=== Written task ===
Set down all of the data that follows word for word, without the images.

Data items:
>>>>
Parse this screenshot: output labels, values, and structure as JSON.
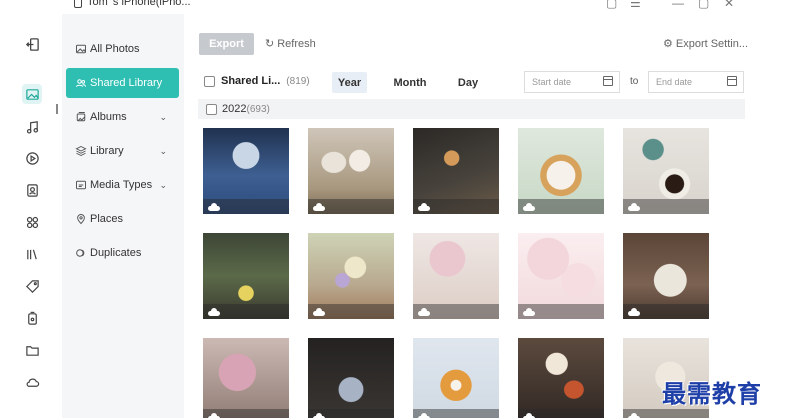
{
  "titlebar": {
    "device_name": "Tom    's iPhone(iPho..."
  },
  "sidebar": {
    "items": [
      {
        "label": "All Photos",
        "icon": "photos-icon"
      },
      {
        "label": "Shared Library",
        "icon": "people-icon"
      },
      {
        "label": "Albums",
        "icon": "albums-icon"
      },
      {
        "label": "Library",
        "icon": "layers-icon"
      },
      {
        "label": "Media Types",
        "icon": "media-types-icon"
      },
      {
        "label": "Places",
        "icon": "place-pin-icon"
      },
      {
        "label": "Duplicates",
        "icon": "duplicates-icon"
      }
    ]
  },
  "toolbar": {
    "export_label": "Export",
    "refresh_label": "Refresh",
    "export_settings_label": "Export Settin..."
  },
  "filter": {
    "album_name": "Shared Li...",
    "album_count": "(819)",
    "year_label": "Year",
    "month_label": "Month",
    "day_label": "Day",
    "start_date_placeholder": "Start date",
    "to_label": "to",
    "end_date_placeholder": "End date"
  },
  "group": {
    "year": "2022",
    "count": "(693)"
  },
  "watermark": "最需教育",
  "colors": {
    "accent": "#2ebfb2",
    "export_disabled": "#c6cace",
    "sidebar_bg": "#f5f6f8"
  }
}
<<<<
=== Solution below ===
Parse this screenshot: output labels, values, and structure as JSON.
{
  "titlebar": {
    "device_name": "Tom    's iPhone(iPho..."
  },
  "sidebar": {
    "items": [
      {
        "label": "All Photos",
        "icon": "photos-icon"
      },
      {
        "label": "Shared Library",
        "icon": "people-icon"
      },
      {
        "label": "Albums",
        "icon": "albums-icon"
      },
      {
        "label": "Library",
        "icon": "layers-icon"
      },
      {
        "label": "Media Types",
        "icon": "media-types-icon"
      },
      {
        "label": "Places",
        "icon": "place-pin-icon"
      },
      {
        "label": "Duplicates",
        "icon": "duplicates-icon"
      }
    ]
  },
  "toolbar": {
    "export_label": "Export",
    "refresh_label": "Refresh",
    "export_settings_label": "Export Settin..."
  },
  "filter": {
    "album_name": "Shared Li...",
    "album_count": "(819)",
    "year_label": "Year",
    "month_label": "Month",
    "day_label": "Day",
    "start_date_placeholder": "Start date",
    "to_label": "to",
    "end_date_placeholder": "End date"
  },
  "group": {
    "year": "2022",
    "count": "(693)"
  },
  "watermark": "最需教育",
  "colors": {
    "accent": "#2ebfb2",
    "export_disabled": "#c6cace",
    "sidebar_bg": "#f5f6f8"
  }
}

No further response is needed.